** BEGIN EXTRACTED DATA **
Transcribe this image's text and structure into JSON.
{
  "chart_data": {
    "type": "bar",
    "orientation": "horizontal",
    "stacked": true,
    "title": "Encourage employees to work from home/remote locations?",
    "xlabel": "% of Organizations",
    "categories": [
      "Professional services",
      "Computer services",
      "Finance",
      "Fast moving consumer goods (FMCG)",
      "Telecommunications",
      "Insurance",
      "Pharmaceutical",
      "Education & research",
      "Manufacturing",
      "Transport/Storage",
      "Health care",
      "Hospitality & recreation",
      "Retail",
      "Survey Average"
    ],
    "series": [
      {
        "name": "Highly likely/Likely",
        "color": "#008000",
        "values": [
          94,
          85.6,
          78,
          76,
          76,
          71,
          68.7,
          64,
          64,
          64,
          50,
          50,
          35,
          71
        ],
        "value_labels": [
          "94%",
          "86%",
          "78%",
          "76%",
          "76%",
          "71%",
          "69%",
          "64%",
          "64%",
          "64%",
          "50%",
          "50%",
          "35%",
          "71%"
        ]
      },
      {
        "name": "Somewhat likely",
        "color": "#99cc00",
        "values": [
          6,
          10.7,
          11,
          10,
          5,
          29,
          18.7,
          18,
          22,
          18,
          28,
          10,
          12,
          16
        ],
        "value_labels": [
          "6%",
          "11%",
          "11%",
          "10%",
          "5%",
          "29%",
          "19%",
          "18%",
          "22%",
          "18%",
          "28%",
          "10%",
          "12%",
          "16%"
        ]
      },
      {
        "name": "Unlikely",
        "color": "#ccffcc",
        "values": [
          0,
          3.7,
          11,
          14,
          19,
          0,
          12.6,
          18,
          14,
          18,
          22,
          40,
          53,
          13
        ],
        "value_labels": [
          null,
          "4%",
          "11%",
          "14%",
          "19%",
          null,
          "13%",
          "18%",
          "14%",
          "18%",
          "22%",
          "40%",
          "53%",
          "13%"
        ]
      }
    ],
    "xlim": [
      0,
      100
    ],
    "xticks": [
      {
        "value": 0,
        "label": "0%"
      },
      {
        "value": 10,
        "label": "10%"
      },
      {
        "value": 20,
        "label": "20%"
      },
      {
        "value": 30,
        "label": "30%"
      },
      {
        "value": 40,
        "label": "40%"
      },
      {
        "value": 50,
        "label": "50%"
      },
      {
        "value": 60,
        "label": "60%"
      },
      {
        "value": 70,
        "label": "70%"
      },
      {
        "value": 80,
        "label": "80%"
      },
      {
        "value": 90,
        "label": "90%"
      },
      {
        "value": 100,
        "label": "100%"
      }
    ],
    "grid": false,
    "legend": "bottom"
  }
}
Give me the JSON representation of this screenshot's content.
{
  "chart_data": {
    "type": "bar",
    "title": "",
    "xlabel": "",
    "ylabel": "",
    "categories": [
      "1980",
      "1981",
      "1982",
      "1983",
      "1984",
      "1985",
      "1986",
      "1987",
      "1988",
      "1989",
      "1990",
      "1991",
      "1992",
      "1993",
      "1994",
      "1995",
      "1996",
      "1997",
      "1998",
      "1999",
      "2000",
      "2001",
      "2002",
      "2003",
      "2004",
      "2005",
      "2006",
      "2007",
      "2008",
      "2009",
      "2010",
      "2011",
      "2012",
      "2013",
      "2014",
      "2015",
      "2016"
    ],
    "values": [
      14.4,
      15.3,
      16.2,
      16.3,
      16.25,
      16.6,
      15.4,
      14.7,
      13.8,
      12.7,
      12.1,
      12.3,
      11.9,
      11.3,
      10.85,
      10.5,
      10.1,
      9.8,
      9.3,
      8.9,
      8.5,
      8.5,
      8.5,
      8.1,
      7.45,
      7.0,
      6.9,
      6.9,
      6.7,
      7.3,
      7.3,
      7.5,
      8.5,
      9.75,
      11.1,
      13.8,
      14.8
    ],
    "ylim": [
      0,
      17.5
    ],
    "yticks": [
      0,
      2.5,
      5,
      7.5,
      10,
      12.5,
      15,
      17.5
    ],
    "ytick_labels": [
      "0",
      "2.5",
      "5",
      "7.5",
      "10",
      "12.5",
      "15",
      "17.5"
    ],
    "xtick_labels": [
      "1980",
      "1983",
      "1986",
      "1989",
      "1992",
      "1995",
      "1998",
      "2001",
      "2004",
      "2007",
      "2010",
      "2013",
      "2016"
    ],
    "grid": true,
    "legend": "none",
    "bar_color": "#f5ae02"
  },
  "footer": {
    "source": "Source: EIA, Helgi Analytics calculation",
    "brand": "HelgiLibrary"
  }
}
** END EXTRACTED DATA **
◆ **TASK GOAL**: Pick out every line with the string "JSON" and copy it.

◆ **ANSWER TO THIS PROBLEM**:
Transcribe this image's text and structure into JSON.
Give me the JSON representation of this screenshot's content.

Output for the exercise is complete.